#### PROBLEM REQUIREMENTS:
Write out the whole listing again, exactly as given.

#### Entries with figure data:

>>

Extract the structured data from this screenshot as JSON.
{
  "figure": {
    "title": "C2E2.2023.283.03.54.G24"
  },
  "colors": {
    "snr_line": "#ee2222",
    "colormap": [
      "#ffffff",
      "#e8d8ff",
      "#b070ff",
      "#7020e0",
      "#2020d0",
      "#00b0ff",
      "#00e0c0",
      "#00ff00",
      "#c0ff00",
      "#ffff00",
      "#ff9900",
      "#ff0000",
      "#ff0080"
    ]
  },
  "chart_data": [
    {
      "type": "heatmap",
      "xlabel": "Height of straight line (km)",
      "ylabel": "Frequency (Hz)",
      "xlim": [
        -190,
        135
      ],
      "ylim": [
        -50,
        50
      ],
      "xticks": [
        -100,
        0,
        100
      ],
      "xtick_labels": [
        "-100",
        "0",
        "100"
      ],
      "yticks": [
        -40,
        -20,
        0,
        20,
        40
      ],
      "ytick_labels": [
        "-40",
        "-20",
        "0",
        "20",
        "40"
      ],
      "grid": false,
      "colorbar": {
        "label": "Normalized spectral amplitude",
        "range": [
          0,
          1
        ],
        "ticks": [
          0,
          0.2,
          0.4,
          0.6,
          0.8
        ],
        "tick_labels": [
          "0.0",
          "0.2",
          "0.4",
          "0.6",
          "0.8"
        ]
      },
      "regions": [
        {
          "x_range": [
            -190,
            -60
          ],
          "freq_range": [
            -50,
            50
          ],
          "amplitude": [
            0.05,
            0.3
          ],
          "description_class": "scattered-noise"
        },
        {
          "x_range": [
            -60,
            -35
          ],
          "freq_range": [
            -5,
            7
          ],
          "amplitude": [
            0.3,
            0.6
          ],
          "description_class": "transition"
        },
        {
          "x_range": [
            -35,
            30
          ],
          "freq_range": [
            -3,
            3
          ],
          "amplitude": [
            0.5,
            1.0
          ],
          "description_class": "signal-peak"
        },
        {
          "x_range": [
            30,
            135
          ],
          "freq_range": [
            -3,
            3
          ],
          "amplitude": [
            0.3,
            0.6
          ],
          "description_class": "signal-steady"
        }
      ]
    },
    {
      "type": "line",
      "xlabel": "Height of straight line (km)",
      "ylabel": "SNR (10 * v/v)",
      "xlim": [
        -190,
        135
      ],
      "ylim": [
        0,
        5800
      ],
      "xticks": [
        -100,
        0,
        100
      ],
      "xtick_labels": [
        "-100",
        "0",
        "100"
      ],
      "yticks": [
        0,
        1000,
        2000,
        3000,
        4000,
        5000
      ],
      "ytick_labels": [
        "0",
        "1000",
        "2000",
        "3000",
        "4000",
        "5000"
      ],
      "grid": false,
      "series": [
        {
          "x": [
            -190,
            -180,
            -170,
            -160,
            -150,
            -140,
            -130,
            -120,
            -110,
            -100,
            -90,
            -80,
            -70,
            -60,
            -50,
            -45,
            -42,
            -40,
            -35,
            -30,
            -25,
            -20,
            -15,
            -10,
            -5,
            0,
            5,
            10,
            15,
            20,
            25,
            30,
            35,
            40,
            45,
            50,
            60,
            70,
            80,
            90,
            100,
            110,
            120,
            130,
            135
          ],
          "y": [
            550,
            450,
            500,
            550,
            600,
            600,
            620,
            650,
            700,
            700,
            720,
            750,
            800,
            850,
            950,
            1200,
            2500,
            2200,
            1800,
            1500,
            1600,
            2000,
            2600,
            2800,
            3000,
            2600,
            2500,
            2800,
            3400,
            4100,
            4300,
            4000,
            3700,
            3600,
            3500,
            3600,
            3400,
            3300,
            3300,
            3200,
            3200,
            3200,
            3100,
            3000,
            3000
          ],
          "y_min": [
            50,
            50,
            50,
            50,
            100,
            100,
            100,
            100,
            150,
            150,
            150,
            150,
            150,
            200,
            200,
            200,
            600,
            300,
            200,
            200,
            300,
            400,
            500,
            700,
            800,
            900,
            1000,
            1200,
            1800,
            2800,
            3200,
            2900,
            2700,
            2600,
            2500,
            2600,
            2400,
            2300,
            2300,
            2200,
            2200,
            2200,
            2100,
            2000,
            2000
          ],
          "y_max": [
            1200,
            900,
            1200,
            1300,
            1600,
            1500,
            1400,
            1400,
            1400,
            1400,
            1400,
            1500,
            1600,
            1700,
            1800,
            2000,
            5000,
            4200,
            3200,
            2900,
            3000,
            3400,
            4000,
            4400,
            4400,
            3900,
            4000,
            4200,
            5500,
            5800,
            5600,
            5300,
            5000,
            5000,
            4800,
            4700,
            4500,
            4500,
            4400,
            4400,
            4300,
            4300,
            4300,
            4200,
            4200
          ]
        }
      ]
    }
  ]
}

<<

#### FULL ANSWER:
Extract the structured data from this screenshot as JSON.
{
  "figure": {
    "title": "C2E2.2023.283.03.54.G24"
  },
  "colors": {
    "snr_line": "#ee2222",
    "colormap": [
      "#ffffff",
      "#e8d8ff",
      "#b070ff",
      "#7020e0",
      "#2020d0",
      "#00b0ff",
      "#00e0c0",
      "#00ff00",
      "#c0ff00",
      "#ffff00",
      "#ff9900",
      "#ff0000",
      "#ff0080"
    ]
  },
  "chart_data": [
    {
      "type": "heatmap",
      "xlabel": "Height of straight line (km)",
      "ylabel": "Frequency (Hz)",
      "xlim": [
        -190,
        135
      ],
      "ylim": [
        -50,
        50
      ],
      "xticks": [
        -100,
        0,
        100
      ],
      "xtick_labels": [
        "-100",
        "0",
        "100"
      ],
      "yticks": [
        -40,
        -20,
        0,
        20,
        40
      ],
      "ytick_labels": [
        "-40",
        "-20",
        "0",
        "20",
        "40"
      ],
      "grid": false,
      "colorbar": {
        "label": "Normalized spectral amplitude",
        "range": [
          0,
          1
        ],
        "ticks": [
          0,
          0.2,
          0.4,
          0.6,
          0.8
        ],
        "tick_labels": [
          "0.0",
          "0.2",
          "0.4",
          "0.6",
          "0.8"
        ]
      },
      "regions": [
        {
          "x_range": [
            -190,
            -60
          ],
          "freq_range": [
            -50,
            50
          ],
          "amplitude": [
            0.05,
            0.3
          ],
          "description_class": "scattered-noise"
        },
        {
          "x_range": [
            -60,
            -35
          ],
          "freq_range": [
            -5,
            7
          ],
          "amplitude": [
            0.3,
            0.6
          ],
          "description_class": "transition"
        },
        {
          "x_range": [
            -35,
            30
          ],
          "freq_range": [
            -3,
            3
          ],
          "amplitude": [
            0.5,
            1.0
          ],
          "description_class": "signal-peak"
        },
        {
          "x_range": [
            30,
            135
          ],
          "freq_range": [
            -3,
            3
          ],
          "amplitude": [
            0.3,
            0.6
          ],
          "description_class": "signal-steady"
        }
      ]
    },
    {
      "type": "line",
      "xlabel": "Height of straight line (km)",
      "ylabel": "SNR (10 * v/v)",
      "xlim": [
        -190,
        135
      ],
      "ylim": [
        0,
        5800
      ],
      "xticks": [
        -100,
        0,
        100
      ],
      "xtick_labels": [
        "-100",
        "0",
        "100"
      ],
      "yticks": [
        0,
        1000,
        2000,
        3000,
        4000,
        5000
      ],
      "ytick_labels": [
        "0",
        "1000",
        "2000",
        "3000",
        "4000",
        "5000"
      ],
      "grid": false,
      "series": [
        {
          "x": [
            -190,
            -180,
            -170,
            -160,
            -150,
            -140,
            -130,
            -120,
            -110,
            -100,
            -90,
            -80,
            -70,
            -60,
            -50,
            -45,
            -42,
            -40,
            -35,
            -30,
            -25,
            -20,
            -15,
            -10,
            -5,
            0,
            5,
            10,
            15,
            20,
            25,
            30,
            35,
            40,
            45,
            50,
            60,
            70,
            80,
            90,
            100,
            110,
            120,
            130,
            135
          ],
          "y": [
            550,
            450,
            500,
            550,
            600,
            600,
            620,
            650,
            700,
            700,
            720,
            750,
            800,
            850,
            950,
            1200,
            2500,
            2200,
            1800,
            1500,
            1600,
            2000,
            2600,
            2800,
            3000,
            2600,
            2500,
            2800,
            3400,
            4100,
            4300,
            4000,
            3700,
            3600,
            3500,
            3600,
            3400,
            3300,
            3300,
            3200,
            3200,
            3200,
            3100,
            3000,
            3000
          ],
          "y_min": [
            50,
            50,
            50,
            50,
            100,
            100,
            100,
            100,
            150,
            150,
            150,
            150,
            150,
            200,
            200,
            200,
            600,
            300,
            200,
            200,
            300,
            400,
            500,
            700,
            800,
            900,
            1000,
            1200,
            1800,
            2800,
            3200,
            2900,
            2700,
            2600,
            2500,
            2600,
            2400,
            2300,
            2300,
            2200,
            2200,
            2200,
            2100,
            2000,
            2000
          ],
          "y_max": [
            1200,
            900,
            1200,
            1300,
            1600,
            1500,
            1400,
            1400,
            1400,
            1400,
            1400,
            1500,
            1600,
            1700,
            1800,
            2000,
            5000,
            4200,
            3200,
            2900,
            3000,
            3400,
            4000,
            4400,
            4400,
            3900,
            4000,
            4200,
            5500,
            5800,
            5600,
            5300,
            5000,
            5000,
            4800,
            4700,
            4500,
            4500,
            4400,
            4400,
            4300,
            4300,
            4300,
            4200,
            4200
          ]
        }
      ]
    }
  ]
}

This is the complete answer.